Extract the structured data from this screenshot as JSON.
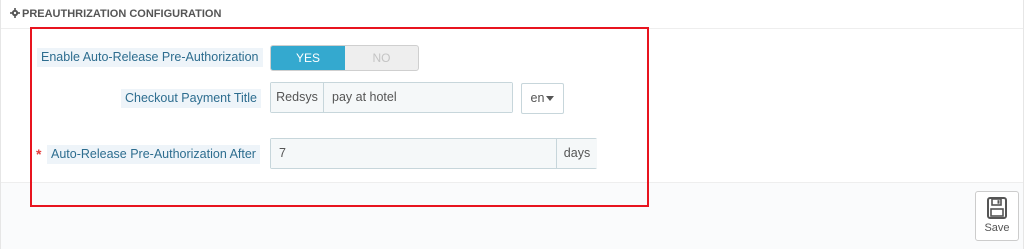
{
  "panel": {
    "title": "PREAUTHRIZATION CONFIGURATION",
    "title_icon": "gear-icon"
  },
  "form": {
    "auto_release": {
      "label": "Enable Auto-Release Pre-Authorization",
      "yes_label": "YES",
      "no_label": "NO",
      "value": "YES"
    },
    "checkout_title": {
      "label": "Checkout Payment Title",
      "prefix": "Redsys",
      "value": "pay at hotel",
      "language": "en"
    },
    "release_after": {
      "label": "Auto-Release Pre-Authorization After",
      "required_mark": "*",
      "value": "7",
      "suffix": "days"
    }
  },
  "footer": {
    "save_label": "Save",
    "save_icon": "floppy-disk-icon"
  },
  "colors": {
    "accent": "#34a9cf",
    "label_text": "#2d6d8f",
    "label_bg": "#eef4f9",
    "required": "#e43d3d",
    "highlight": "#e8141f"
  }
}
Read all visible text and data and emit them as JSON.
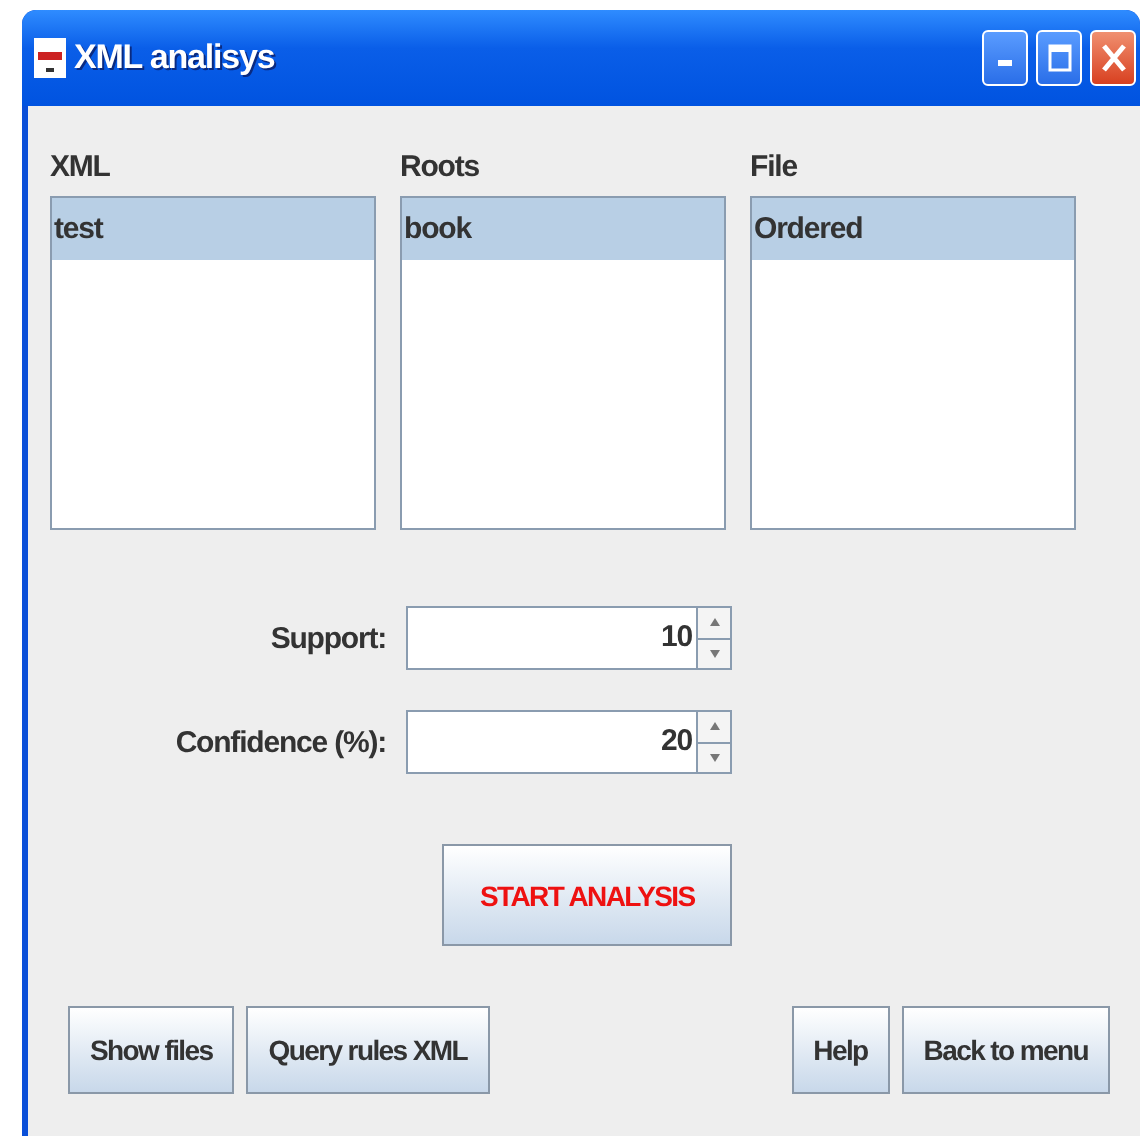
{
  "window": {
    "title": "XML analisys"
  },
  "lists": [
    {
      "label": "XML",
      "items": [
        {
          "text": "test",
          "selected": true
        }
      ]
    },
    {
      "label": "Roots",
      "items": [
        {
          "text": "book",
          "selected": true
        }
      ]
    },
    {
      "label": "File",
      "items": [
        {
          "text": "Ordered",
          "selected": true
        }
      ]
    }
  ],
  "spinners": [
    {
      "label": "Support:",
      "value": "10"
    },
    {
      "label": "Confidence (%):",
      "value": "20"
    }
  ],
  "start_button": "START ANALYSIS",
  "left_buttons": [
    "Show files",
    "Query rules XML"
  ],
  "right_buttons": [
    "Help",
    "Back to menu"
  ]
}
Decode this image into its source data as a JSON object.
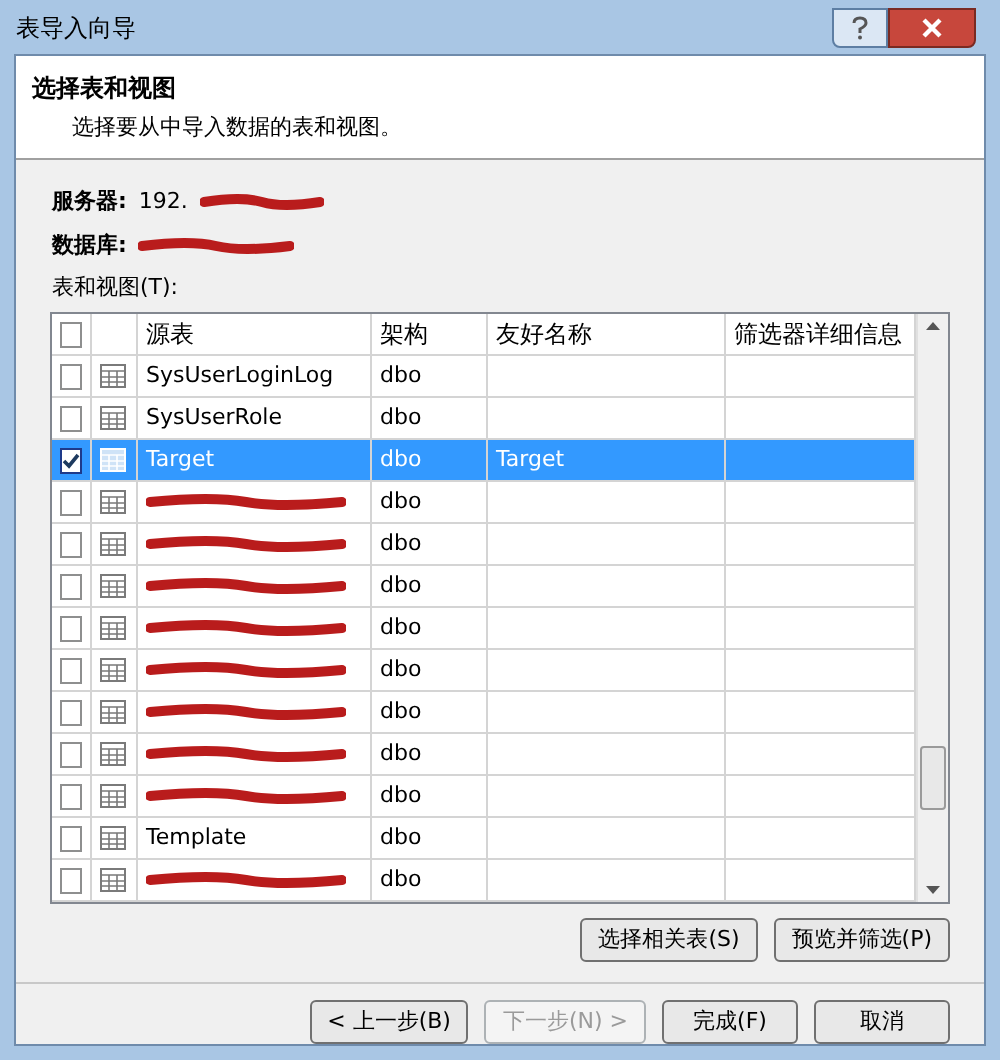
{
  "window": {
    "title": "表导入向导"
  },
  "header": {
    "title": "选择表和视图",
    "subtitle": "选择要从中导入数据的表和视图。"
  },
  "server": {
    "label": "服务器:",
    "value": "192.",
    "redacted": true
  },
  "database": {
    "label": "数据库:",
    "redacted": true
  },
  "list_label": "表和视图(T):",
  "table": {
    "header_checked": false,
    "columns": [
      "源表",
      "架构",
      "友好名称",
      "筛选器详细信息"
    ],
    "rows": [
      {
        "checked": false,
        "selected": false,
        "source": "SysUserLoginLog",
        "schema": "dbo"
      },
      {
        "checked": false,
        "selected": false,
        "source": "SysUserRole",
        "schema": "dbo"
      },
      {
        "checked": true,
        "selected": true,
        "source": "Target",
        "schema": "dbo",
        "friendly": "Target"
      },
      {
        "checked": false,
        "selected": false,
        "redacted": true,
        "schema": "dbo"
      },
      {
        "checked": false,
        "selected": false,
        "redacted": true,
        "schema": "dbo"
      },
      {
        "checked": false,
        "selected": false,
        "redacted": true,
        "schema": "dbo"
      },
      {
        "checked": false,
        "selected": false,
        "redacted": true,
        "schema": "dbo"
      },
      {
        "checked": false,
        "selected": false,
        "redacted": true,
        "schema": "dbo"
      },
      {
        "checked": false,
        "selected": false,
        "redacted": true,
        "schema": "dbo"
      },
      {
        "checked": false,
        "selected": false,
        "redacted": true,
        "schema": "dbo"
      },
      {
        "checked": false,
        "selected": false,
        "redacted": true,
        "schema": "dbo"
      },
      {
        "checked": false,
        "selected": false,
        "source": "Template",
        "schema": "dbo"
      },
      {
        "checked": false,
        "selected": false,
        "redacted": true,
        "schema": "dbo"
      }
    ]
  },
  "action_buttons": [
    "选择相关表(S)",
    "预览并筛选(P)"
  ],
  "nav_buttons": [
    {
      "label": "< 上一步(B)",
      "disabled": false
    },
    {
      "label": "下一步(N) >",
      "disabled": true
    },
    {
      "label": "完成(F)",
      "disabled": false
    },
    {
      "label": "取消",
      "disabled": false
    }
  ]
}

################

* _Direction_: Output all of the entries verbatim, leaving out any images.

* _Response for this exercise_:
Extract the structured data from this screenshot as JSON.
{
  "panel": {
    "title": "PREAUTHRIZATION CONFIGURATION",
    "title_icon": "gear-icon"
  },
  "form": {
    "auto_release": {
      "label": "Enable Auto-Release Pre-Authorization",
      "yes_label": "YES",
      "no_label": "NO",
      "value": "YES"
    },
    "checkout_title": {
      "label": "Checkout Payment Title",
      "prefix": "Redsys",
      "value": "pay at hotel",
      "language": "en"
    },
    "release_after": {
      "label": "Auto-Release Pre-Authorization After",
      "required_mark": "*",
      "value": "7",
      "suffix": "days"
    }
  },
  "footer": {
    "save_label": "Save",
    "save_icon": "floppy-disk-icon"
  },
  "colors": {
    "accent": "#34a9cf",
    "label_text": "#2d6d8f",
    "label_bg": "#eef4f9",
    "required": "#e43d3d",
    "highlight": "#e8141f"
  }
}
Read all visible text and data and emit them as JSON.
{
  "window": {
    "title": "XML analisys"
  },
  "lists": [
    {
      "label": "XML",
      "items": [
        {
          "text": "test",
          "selected": true
        }
      ]
    },
    {
      "label": "Roots",
      "items": [
        {
          "text": "book",
          "selected": true
        }
      ]
    },
    {
      "label": "File",
      "items": [
        {
          "text": "Ordered",
          "selected": true
        }
      ]
    }
  ],
  "spinners": [
    {
      "label": "Support:",
      "value": "10"
    },
    {
      "label": "Confidence (%):",
      "value": "20"
    }
  ],
  "start_button": "START ANALYSIS",
  "left_buttons": [
    "Show files",
    "Query rules XML"
  ],
  "right_buttons": [
    "Help",
    "Back to menu"
  ]
}
Decode this image into its source data as a JSON object.
{
  "window": {
    "title": "表导入向导"
  },
  "header": {
    "title": "选择表和视图",
    "subtitle": "选择要从中导入数据的表和视图。"
  },
  "server": {
    "label": "服务器:",
    "value": "192.",
    "redacted": true
  },
  "database": {
    "label": "数据库:",
    "redacted": true
  },
  "list_label": "表和视图(T):",
  "table": {
    "header_checked": false,
    "columns": [
      "源表",
      "架构",
      "友好名称",
      "筛选器详细信息"
    ],
    "rows": [
      {
        "checked": false,
        "selected": false,
        "source": "SysUserLoginLog",
        "schema": "dbo"
      },
      {
        "checked": false,
        "selected": false,
        "source": "SysUserRole",
        "schema": "dbo"
      },
      {
        "checked": true,
        "selected": true,
        "source": "Target",
        "schema": "dbo",
        "friendly": "Target"
      },
      {
        "checked": false,
        "selected": false,
        "redacted": true,
        "schema": "dbo"
      },
      {
        "checked": false,
        "selected": false,
        "redacted": true,
        "schema": "dbo"
      },
      {
        "checked": false,
        "selected": false,
        "redacted": true,
        "schema": "dbo"
      },
      {
        "checked": false,
        "selected": false,
        "redacted": true,
        "schema": "dbo"
      },
      {
        "checked": false,
        "selected": false,
        "redacted": true,
        "schema": "dbo"
      },
      {
        "checked": false,
        "selected": false,
        "redacted": true,
        "schema": "dbo"
      },
      {
        "checked": false,
        "selected": false,
        "redacted": true,
        "schema": "dbo"
      },
      {
        "checked": false,
        "selected": false,
        "redacted": true,
        "schema": "dbo"
      },
      {
        "checked": false,
        "selected": false,
        "source": "Template",
        "schema": "dbo"
      },
      {
        "checked": false,
        "selected": false,
        "redacted": true,
        "schema": "dbo"
      }
    ]
  },
  "action_buttons": [
    "选择相关表(S)",
    "预览并筛选(P)"
  ],
  "nav_buttons": [
    {
      "label": "< 上一步(B)",
      "disabled": false
    },
    {
      "label": "下一步(N) >",
      "disabled": true
    },
    {
      "label": "完成(F)",
      "disabled": false
    },
    {
      "label": "取消",
      "disabled": false
    }
  ]
}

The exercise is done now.